→ What the task asks
Copy every line from the material below that holds "driver".

------------------------------------------------------------------------

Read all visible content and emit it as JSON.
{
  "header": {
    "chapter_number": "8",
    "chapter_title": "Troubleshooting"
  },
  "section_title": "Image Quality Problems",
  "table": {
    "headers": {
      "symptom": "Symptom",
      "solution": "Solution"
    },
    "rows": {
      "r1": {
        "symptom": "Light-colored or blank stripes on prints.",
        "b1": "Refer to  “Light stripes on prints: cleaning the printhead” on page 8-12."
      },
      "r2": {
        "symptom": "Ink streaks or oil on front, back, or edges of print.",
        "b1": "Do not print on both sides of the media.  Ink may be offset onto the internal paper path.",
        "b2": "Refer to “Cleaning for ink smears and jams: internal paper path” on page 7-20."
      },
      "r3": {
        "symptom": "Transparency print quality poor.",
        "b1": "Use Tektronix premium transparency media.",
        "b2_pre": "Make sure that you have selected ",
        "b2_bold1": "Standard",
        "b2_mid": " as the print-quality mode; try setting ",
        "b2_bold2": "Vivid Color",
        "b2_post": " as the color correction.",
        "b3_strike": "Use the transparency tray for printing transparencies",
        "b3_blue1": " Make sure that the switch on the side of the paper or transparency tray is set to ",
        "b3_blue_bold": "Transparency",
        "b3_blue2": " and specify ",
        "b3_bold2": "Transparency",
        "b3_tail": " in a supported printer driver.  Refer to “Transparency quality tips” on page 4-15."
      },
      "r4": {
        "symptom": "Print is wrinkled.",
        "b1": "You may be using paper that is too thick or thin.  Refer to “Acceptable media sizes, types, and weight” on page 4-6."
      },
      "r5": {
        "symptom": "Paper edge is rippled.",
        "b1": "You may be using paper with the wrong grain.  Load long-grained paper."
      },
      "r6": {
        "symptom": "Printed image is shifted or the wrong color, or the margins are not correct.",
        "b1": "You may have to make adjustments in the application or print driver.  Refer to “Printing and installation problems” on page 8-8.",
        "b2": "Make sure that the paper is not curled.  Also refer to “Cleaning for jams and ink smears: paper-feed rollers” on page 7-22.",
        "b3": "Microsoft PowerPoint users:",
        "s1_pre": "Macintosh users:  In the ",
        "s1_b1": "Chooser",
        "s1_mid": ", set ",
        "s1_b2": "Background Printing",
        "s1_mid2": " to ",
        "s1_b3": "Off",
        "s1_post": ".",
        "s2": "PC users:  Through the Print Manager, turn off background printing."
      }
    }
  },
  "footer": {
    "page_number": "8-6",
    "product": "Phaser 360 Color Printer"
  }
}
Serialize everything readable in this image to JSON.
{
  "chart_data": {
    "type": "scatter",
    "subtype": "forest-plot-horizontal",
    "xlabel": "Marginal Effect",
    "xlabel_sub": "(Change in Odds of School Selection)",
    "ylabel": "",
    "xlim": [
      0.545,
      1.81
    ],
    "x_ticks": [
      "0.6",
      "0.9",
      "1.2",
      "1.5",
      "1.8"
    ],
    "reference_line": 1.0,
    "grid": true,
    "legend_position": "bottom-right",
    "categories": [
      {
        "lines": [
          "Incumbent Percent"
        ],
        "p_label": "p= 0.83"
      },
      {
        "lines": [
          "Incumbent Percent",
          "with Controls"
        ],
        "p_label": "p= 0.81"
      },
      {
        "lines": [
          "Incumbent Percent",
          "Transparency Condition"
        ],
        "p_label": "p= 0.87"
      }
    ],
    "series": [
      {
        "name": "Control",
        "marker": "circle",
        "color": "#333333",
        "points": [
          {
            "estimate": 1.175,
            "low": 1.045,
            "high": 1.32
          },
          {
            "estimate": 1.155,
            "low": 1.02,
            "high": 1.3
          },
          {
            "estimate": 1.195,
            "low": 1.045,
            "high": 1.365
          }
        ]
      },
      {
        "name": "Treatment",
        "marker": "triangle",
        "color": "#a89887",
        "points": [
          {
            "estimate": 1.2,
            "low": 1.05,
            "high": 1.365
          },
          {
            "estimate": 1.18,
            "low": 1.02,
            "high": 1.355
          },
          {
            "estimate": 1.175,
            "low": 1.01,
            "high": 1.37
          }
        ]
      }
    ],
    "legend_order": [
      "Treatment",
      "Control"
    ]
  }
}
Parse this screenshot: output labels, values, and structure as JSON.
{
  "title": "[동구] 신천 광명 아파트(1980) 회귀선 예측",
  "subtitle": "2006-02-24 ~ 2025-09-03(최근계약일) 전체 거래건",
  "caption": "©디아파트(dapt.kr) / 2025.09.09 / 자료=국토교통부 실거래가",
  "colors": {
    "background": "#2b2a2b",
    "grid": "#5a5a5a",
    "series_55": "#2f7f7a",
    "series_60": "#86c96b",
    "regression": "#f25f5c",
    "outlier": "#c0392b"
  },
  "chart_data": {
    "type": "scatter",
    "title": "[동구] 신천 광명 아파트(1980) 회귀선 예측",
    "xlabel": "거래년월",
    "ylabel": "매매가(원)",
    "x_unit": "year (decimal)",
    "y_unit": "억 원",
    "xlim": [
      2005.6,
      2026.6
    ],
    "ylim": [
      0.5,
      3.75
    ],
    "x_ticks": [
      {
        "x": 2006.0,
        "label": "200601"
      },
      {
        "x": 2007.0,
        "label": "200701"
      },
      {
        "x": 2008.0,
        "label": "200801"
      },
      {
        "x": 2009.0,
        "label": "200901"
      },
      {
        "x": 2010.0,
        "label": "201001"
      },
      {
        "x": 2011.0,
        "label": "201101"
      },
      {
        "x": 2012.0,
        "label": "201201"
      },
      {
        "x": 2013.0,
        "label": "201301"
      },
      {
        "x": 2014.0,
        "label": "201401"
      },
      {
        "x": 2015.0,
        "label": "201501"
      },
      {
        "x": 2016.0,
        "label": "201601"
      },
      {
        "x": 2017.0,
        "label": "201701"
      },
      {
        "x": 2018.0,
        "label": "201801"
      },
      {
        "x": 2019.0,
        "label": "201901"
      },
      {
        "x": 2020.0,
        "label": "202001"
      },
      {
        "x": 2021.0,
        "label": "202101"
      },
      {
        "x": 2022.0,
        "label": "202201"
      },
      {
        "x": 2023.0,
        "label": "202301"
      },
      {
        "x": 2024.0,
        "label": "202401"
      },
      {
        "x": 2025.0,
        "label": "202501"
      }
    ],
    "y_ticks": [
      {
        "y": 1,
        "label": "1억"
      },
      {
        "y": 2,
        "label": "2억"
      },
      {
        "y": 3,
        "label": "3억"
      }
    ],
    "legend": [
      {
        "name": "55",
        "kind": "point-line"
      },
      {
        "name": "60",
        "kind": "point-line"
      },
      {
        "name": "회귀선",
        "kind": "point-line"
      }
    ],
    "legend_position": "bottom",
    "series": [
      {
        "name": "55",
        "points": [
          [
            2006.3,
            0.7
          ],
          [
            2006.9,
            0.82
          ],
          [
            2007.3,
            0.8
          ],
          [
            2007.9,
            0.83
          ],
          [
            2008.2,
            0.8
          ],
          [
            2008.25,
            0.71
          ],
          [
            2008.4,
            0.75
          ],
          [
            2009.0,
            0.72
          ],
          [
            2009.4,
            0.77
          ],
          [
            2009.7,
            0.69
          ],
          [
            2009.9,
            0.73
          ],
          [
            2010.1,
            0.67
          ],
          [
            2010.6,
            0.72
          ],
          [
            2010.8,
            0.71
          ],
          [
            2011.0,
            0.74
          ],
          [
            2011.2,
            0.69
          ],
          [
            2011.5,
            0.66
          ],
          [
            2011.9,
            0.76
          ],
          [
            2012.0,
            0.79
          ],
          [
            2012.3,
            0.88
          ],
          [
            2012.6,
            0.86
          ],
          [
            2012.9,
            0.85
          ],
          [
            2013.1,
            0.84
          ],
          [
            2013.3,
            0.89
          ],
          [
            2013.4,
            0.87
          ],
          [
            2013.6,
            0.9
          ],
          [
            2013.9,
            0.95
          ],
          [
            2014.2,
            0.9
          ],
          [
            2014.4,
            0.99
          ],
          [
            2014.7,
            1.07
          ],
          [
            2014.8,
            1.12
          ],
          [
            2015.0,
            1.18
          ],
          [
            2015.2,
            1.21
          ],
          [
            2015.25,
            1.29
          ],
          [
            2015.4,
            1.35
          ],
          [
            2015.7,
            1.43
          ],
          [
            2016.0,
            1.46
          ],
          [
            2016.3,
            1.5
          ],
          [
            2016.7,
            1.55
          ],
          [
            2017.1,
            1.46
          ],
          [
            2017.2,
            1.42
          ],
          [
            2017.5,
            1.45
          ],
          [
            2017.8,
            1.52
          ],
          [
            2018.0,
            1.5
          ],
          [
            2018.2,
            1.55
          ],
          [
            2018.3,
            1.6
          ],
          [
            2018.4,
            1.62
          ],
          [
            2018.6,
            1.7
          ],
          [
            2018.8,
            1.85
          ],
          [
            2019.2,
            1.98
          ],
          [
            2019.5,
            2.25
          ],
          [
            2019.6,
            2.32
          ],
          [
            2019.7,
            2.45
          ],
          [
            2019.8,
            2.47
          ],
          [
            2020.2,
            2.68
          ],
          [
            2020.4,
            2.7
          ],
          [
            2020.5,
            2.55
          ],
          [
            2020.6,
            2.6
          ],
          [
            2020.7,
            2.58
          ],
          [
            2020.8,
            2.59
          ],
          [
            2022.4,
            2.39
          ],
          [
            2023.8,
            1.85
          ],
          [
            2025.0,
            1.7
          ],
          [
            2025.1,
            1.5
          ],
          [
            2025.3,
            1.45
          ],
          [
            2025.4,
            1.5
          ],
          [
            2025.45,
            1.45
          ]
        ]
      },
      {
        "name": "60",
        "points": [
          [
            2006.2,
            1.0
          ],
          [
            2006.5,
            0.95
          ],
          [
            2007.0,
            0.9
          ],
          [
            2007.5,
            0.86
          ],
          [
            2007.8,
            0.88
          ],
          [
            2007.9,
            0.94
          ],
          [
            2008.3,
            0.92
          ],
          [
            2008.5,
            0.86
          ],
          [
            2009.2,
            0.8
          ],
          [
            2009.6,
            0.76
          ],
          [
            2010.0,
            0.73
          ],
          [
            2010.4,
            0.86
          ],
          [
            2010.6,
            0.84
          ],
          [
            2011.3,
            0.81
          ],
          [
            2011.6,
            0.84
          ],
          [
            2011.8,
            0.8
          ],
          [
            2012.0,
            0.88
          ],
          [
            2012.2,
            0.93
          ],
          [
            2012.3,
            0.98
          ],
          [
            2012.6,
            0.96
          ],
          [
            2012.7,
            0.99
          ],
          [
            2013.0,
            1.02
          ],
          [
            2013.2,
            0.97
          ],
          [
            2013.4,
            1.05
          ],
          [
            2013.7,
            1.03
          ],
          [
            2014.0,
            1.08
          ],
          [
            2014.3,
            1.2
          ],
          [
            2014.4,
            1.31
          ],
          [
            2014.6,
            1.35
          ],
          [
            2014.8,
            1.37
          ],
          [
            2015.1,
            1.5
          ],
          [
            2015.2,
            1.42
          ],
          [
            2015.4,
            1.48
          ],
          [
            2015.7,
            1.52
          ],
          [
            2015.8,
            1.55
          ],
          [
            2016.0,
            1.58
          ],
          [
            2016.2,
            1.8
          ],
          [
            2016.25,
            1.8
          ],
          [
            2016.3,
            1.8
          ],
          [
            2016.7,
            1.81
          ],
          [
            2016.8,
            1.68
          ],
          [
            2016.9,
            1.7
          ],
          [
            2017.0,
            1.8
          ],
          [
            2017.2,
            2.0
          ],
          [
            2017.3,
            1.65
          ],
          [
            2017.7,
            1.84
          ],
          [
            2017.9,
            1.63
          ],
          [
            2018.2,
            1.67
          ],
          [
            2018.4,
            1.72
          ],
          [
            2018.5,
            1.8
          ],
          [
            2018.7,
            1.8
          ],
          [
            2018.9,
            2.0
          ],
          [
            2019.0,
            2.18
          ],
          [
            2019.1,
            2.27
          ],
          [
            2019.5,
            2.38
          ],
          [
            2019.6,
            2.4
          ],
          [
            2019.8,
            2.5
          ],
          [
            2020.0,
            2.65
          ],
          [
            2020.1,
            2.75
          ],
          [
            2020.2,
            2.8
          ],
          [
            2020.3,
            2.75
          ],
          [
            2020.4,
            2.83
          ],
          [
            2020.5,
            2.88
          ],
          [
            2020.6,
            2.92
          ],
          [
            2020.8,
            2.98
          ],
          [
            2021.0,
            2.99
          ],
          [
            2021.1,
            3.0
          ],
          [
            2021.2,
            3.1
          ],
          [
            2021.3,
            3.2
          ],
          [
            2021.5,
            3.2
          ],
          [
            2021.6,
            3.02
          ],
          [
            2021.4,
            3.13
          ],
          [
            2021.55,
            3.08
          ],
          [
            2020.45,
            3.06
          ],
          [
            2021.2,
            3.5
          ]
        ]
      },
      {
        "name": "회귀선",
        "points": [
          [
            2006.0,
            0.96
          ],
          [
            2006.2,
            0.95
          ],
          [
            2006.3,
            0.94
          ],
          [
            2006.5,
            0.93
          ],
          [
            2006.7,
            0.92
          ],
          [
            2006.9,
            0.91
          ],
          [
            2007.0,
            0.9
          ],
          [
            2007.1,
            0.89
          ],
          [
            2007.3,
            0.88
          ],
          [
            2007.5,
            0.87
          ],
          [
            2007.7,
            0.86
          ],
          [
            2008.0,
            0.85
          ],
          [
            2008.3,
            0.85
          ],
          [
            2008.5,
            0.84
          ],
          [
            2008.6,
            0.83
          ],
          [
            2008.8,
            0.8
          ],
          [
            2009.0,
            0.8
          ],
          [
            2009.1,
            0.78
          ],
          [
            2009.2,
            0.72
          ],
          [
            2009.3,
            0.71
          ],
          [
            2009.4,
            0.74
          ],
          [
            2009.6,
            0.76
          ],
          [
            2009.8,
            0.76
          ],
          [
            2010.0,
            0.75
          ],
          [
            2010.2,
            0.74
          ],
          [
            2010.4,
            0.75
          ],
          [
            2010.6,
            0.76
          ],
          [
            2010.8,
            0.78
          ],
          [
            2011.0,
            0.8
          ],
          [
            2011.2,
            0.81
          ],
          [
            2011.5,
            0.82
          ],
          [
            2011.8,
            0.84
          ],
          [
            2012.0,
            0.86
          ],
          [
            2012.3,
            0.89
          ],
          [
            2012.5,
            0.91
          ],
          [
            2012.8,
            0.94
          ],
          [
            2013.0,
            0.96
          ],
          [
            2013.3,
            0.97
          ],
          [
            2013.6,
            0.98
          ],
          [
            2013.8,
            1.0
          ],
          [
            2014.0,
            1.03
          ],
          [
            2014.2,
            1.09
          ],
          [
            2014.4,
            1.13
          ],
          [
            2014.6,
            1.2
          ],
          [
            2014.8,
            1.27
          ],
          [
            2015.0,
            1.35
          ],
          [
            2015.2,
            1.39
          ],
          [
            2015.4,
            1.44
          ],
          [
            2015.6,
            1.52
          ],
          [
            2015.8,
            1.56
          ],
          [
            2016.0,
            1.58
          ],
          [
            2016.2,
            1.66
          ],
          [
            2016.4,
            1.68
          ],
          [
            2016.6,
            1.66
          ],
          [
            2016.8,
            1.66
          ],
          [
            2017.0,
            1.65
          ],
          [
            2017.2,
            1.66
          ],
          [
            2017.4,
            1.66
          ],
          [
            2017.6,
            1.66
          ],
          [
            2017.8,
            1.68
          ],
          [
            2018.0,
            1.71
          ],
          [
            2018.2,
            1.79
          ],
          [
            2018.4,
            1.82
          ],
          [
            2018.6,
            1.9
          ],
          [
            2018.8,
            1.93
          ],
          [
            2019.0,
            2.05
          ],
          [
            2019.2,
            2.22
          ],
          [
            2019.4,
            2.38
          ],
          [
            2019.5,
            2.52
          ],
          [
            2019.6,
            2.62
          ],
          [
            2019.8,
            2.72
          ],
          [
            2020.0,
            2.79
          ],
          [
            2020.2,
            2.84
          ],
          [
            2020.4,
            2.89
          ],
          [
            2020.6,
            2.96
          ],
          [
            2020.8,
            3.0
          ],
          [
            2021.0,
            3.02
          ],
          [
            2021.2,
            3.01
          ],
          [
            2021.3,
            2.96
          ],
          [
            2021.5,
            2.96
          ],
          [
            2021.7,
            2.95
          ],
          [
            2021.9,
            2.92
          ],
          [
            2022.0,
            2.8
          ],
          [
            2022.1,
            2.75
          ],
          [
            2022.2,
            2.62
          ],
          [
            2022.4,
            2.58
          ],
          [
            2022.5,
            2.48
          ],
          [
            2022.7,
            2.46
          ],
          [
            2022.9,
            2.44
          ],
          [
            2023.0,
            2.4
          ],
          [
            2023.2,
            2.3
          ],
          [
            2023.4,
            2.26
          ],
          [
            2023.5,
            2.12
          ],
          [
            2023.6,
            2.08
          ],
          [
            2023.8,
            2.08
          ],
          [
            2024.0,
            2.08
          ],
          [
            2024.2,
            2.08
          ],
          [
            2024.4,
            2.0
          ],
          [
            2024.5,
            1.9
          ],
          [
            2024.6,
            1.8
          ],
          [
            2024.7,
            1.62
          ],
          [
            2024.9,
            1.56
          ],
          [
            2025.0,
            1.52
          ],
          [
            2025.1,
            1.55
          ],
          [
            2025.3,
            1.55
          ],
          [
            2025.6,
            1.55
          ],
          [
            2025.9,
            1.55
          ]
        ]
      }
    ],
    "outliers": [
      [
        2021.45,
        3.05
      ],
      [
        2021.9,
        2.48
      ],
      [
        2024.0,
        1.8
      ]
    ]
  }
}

------------------------------------------------------------------------

→ Result
        "b3_tail": " in a supported printer driver.  Refer to “Transparency quality tips” on page 4-15."
        "b1": "You may have to make adjustments in the application or print driver.  Refer to “Printing and installation problems” on page 8-8.",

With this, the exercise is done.